In the data that follows, count the lines in which the word "inch" occurs, and report that figure alone.

:: EXERCISE INPUTS ::

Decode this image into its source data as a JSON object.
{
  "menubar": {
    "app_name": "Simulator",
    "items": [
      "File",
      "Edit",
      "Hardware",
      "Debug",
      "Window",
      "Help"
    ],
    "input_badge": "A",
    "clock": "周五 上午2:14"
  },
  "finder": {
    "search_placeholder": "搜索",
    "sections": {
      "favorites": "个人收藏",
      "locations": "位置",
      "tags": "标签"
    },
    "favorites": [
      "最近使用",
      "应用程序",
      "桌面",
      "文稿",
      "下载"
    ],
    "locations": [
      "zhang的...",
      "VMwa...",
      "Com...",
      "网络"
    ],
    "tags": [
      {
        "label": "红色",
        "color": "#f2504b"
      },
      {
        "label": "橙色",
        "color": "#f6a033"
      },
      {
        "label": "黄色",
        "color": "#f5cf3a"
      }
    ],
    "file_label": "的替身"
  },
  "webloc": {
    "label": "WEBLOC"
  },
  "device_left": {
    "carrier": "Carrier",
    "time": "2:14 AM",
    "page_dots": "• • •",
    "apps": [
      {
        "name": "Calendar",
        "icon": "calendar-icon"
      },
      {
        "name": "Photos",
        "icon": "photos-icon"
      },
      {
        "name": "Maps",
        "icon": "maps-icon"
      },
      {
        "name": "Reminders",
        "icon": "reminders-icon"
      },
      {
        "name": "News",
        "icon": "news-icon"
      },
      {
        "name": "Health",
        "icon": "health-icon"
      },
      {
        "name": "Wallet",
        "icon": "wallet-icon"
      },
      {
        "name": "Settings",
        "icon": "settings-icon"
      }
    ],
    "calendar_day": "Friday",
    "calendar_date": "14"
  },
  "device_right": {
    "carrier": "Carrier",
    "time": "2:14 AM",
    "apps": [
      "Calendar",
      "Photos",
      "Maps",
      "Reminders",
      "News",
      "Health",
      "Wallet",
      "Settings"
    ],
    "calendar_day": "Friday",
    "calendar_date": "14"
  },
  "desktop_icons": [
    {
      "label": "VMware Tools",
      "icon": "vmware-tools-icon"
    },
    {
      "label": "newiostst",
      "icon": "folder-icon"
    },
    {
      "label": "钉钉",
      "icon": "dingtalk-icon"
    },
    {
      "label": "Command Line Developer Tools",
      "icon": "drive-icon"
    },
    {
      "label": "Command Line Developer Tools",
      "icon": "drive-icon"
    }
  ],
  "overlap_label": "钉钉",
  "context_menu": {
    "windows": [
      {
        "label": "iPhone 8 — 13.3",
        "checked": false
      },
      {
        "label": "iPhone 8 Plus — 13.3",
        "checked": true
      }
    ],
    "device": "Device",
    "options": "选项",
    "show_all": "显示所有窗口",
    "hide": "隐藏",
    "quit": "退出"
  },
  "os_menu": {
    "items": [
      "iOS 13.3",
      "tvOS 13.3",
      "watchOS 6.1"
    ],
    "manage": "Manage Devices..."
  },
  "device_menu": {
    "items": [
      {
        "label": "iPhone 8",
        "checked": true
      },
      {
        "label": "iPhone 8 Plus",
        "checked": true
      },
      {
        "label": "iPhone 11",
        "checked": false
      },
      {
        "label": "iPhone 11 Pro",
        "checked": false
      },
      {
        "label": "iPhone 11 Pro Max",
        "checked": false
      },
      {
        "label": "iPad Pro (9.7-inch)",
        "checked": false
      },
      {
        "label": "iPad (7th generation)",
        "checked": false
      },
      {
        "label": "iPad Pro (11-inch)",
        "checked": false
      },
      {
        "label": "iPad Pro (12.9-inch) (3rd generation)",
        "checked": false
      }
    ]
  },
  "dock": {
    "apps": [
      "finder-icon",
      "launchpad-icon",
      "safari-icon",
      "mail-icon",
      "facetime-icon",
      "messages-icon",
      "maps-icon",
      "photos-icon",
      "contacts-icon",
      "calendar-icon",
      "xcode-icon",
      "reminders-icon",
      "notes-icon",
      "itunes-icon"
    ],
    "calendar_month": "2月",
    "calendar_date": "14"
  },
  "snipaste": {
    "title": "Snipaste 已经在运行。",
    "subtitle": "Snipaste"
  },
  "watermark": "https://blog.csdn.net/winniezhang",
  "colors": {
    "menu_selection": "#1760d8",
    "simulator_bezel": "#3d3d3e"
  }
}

:::

• SOLVED PROBLEM:
3